▶ [DOCUMENT TEXT]
Structure, Function and Pharmacology of the Na+/K+ ATPase pump

Question 1

What is the Na-K ATPase pump

Answer 1

• member of the P-type ATPases
• pumps Na into the cell and K out of the cell

Question 2

What does an electrochemical gradient do

Answer 2

critical for maintaining osmotic balance and a stable membrane potential, and the excitable properties of muscle/nerve cells

Question 3

What does the Na+ gradient do

Answer 3

provides the energy that fuels Na-coupled transporters mediating the translocation of ions and substrates across the plasma membrane

Question 4

Role of Na-K-ATPase pump in the kidney

Answer 4

• drives the reabsorption of Na+ and water
• essential in maintenance of body fluid and electrolyte homeostasis

Question 5

How can cation gradients be abolished

Answer 5

• cell death
• withholding glucose
• use of specific inhibitors

Question 6

What is the pump-leak hypothesis

Answer 6

• active extrusion of Na and uptake of K ions is balanced by a passive leak of these ions in opposing directions
• transmembrane potential exists -> Na takes place against chemical and potential gradients

Question 7

Proof that the movement of Na and K across the membrane requires metabolic energy

Answer 7

cation transport is still active in red blood cells without oxidative metabolism -> suggests ATP rather than glycolysis/Kerb cycle events energise pump

Question 8

How does the Na/K-ATPase pump work

Answer 8

• can be stopped at any time and is reversible
  STEP 1: affinity of sodium for three binding sites
  STEP 2: phosphorylation occurs
  STEP 3: conformational change alters protein shape and diminishes affinity of sodium for binding site
  STEP 4: potassium binding sites exposed -> high affinity for potassium
  STEP 5: hydrolysis, detachment of phosphate group from residue

Question 9

What is the transition step

Answer 9

transport step -> ratio of Na release and K binding corresponds to the ratio of 3 Na ions expelled for 2 K ions taken up

Question 10

What does the Na pump do

Answer 10

• helps maintain normal trans-membrane electrochemical gradients of membrane permeability properties
• maintains stable membrane potential
• energy in gradient used to drive secondary active transport systems for sugars and amino acids

Question 11

What does the catalytic subunit do

Answer 11

• possesses binding sites for Na, K, ATP and Mg and cardiac glycosides
• intrinsic ATPase activity
• 4 isoforms
• molecular szie ~ 112kDa
• developmentally regulated and expressed in tissue-specific manner

Question 12

What does the regulatory subunit do

Answer 12

• three isoforms
• heavily glycosylated (28% w/w)

▶ [DATA EXTRACTS]
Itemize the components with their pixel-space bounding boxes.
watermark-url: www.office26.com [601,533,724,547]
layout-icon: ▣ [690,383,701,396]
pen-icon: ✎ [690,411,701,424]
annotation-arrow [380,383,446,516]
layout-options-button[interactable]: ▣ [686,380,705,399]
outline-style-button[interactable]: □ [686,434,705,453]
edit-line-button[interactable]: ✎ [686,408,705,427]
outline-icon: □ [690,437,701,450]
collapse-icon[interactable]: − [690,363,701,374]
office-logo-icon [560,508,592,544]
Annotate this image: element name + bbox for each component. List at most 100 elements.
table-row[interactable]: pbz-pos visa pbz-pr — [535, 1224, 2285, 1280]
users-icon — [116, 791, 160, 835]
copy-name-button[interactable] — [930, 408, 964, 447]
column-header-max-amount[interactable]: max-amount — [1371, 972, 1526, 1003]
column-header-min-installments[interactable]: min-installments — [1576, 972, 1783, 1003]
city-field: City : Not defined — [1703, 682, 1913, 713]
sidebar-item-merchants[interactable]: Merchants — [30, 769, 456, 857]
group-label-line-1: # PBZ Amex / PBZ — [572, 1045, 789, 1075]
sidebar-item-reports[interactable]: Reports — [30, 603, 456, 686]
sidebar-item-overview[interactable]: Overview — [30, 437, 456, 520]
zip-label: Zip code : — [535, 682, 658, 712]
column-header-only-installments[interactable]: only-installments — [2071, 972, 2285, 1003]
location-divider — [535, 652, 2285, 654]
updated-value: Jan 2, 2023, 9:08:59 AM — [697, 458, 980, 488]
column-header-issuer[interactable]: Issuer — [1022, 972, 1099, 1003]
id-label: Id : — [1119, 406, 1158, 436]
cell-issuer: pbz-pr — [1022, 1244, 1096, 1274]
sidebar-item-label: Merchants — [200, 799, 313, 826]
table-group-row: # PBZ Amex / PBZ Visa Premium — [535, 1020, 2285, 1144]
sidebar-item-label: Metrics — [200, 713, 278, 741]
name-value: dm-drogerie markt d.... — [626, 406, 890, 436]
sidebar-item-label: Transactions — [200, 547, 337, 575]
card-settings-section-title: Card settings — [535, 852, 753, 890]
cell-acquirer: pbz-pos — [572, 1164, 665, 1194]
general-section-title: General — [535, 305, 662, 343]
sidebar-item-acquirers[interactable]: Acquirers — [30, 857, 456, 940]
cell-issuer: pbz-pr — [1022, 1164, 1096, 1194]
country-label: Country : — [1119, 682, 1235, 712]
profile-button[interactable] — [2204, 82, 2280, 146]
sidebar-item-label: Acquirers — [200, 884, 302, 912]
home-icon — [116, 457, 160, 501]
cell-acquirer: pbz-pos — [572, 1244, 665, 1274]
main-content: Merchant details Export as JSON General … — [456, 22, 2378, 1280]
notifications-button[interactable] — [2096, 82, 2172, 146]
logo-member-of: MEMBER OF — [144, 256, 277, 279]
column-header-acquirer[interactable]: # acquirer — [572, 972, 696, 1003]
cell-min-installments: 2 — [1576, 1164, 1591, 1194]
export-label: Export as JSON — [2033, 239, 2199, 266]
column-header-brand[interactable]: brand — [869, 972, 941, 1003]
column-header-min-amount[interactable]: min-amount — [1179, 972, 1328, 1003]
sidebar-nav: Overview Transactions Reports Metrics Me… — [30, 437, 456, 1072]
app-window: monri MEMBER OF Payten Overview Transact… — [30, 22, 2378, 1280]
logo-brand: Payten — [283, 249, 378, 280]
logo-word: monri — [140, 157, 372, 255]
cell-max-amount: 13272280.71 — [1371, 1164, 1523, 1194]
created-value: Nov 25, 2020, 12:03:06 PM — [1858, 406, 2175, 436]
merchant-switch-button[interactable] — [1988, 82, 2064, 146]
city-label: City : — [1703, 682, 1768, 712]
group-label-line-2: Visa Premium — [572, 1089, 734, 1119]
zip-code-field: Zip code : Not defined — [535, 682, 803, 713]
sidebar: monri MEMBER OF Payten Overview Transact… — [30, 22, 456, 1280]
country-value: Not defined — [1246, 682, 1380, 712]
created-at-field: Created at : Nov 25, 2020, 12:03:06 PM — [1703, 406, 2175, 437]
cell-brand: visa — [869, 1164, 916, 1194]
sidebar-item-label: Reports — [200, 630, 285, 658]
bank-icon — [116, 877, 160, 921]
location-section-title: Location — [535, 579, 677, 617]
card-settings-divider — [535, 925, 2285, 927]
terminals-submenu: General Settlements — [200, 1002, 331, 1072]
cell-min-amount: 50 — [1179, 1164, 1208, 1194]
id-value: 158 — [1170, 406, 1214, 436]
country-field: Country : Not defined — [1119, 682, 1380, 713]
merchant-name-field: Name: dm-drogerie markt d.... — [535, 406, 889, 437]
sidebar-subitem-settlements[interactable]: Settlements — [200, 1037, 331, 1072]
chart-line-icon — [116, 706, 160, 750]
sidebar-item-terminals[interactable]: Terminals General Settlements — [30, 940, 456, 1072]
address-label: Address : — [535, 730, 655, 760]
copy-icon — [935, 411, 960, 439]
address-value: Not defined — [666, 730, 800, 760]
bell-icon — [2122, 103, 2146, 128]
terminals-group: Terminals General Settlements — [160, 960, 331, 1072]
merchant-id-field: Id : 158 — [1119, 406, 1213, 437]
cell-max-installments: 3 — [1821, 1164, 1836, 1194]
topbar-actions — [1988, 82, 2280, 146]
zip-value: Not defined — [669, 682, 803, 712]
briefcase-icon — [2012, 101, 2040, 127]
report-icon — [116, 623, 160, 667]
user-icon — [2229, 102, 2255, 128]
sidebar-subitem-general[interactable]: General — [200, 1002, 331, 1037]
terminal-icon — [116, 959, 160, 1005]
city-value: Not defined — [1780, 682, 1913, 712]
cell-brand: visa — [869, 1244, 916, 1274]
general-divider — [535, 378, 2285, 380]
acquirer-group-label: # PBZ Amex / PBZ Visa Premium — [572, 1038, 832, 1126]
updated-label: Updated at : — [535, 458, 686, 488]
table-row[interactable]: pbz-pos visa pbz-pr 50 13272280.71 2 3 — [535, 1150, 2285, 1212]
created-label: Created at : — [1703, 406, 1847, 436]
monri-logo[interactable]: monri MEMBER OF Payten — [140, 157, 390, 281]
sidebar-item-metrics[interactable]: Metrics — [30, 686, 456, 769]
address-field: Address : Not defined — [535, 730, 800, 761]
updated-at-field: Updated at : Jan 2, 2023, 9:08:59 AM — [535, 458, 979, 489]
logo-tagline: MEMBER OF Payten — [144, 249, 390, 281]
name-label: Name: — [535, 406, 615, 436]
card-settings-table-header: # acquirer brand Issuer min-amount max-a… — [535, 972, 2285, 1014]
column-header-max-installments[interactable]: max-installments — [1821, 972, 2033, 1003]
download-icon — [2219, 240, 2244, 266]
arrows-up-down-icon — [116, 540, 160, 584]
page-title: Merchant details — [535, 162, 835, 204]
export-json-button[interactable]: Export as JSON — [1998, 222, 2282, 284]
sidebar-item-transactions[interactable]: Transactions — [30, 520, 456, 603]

▶ [EXERCISE BRIEF]
Using the Na+/K+ ATPase pump text, answer these:
(a) How many isoforms does the catalytic subunit have?
(b) What ratio of sodium ions expelled to potassium ions taken up is given for the transition step?
(c) What three ways of abolishing cation gradients are listed?
The items are separate material and have no connection to the Na+/K+ ATPase pump text.

▶ [RESULT OF THE EXERCISE]
(a) 4
(b) 3 Na ions expelled for 2 K ions taken up
(c) Cell death, withholding glucose, and use of specific inhibitors